### What needs to be done
Answer with one number only, the count of lines in the material below that hold "MAINLY".

BEGIN Raw data

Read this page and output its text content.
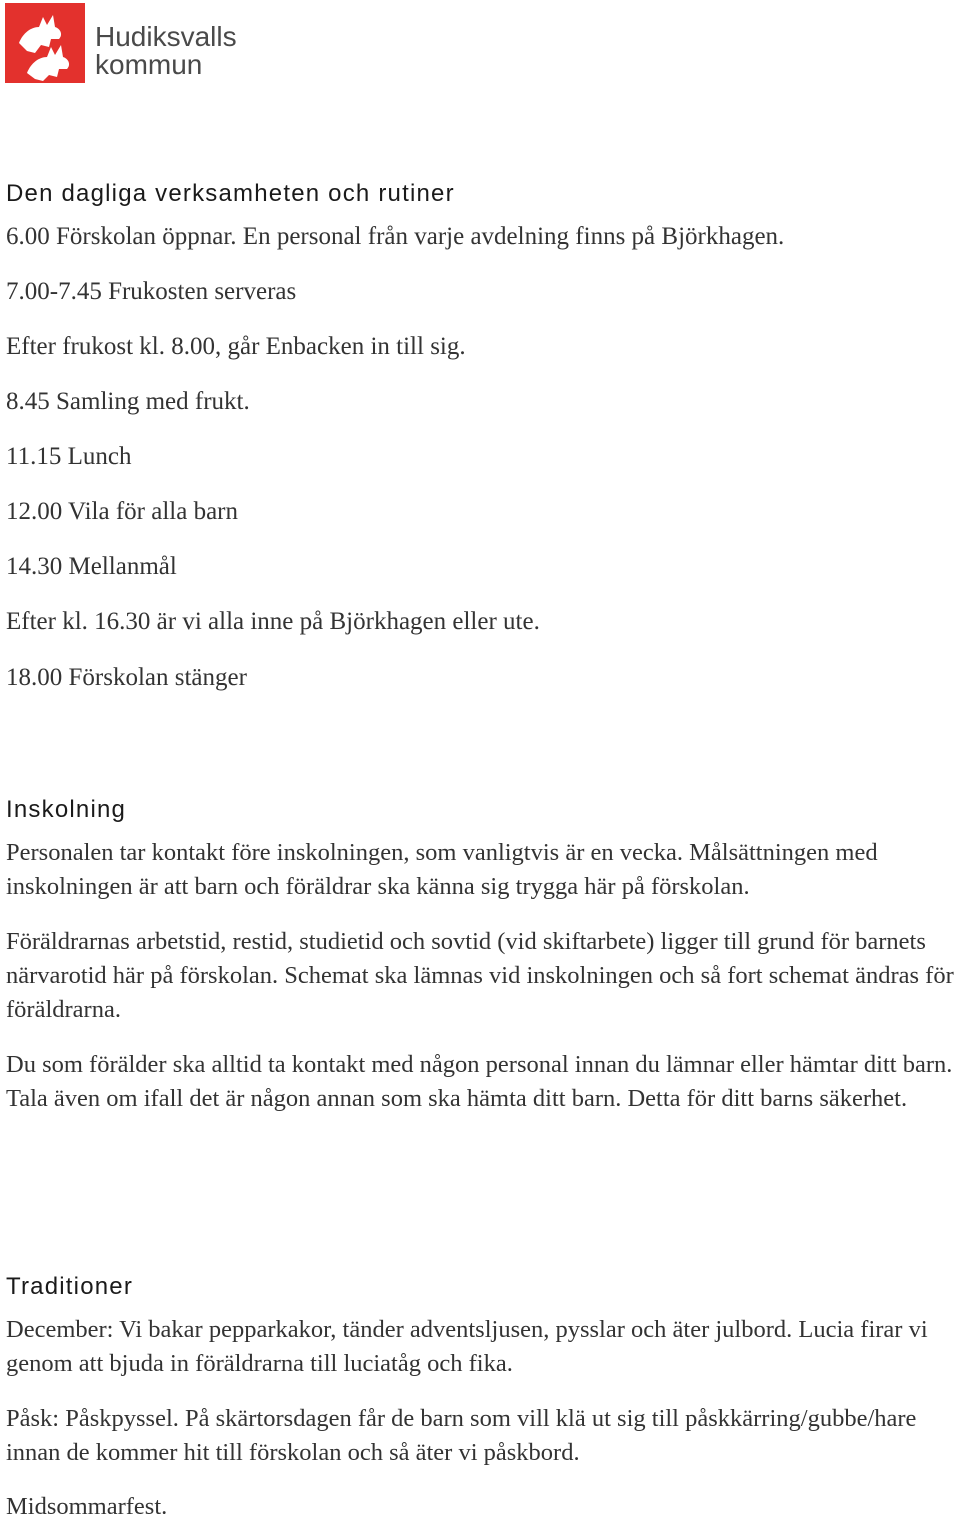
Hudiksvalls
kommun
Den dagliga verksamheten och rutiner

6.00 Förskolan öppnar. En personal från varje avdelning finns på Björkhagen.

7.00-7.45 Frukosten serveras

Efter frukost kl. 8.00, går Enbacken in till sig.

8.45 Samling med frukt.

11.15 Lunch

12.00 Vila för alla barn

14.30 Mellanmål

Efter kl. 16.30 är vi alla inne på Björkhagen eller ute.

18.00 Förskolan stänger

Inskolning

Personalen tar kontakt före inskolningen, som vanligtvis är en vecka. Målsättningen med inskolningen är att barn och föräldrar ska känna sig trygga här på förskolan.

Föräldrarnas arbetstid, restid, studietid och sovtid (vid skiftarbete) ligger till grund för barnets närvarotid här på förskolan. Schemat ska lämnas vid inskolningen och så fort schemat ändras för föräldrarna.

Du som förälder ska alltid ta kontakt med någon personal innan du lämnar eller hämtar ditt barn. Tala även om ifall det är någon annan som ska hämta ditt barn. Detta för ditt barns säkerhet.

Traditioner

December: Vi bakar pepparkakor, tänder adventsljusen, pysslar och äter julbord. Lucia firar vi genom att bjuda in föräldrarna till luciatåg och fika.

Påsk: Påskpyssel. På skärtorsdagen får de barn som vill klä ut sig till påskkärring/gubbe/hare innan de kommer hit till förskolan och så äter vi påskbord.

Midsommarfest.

END Raw data
BEGIN Raw data

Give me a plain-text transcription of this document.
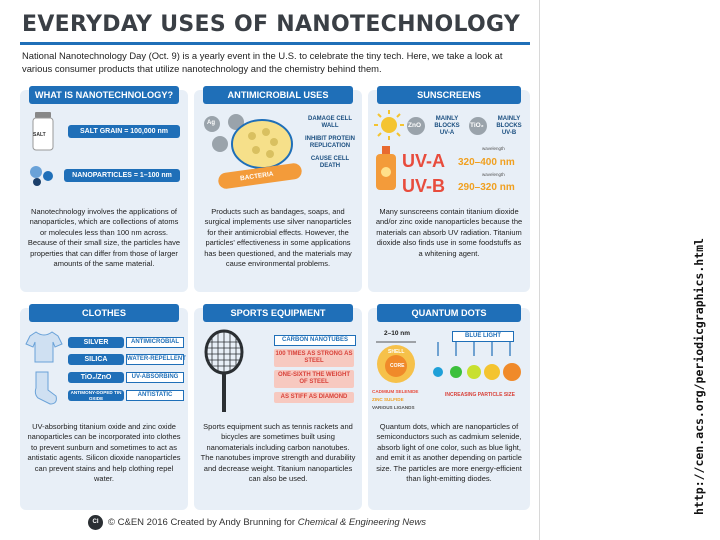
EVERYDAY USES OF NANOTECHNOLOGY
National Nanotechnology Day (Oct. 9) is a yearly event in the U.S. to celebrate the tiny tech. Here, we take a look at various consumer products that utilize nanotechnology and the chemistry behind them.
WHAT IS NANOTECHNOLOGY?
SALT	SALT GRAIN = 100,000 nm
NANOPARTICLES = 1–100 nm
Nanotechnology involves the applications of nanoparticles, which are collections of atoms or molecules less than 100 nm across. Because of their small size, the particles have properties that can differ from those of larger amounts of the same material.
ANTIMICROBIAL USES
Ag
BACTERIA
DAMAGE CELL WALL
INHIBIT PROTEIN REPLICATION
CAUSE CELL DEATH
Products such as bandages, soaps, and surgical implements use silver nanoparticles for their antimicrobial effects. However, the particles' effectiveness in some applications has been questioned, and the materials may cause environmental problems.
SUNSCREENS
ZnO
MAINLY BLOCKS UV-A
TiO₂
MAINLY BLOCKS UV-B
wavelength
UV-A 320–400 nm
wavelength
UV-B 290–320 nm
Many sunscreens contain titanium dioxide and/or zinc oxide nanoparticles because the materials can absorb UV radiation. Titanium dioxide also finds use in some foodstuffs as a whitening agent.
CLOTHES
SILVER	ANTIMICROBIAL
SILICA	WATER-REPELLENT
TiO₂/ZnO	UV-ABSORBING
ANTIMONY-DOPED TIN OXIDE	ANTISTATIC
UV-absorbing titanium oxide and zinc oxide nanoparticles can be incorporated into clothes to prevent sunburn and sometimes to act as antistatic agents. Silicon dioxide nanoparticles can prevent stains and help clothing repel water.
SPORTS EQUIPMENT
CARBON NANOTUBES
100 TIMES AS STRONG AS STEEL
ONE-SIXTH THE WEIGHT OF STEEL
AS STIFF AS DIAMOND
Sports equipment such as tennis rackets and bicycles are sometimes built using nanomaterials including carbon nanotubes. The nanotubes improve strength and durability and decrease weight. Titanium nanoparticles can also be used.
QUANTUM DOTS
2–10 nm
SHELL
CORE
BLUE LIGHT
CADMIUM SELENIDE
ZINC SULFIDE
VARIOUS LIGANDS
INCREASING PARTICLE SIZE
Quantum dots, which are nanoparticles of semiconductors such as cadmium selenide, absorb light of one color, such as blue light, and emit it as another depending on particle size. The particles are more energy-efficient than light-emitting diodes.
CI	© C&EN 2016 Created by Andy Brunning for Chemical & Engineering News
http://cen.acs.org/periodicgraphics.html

END Raw data

### Your solution
2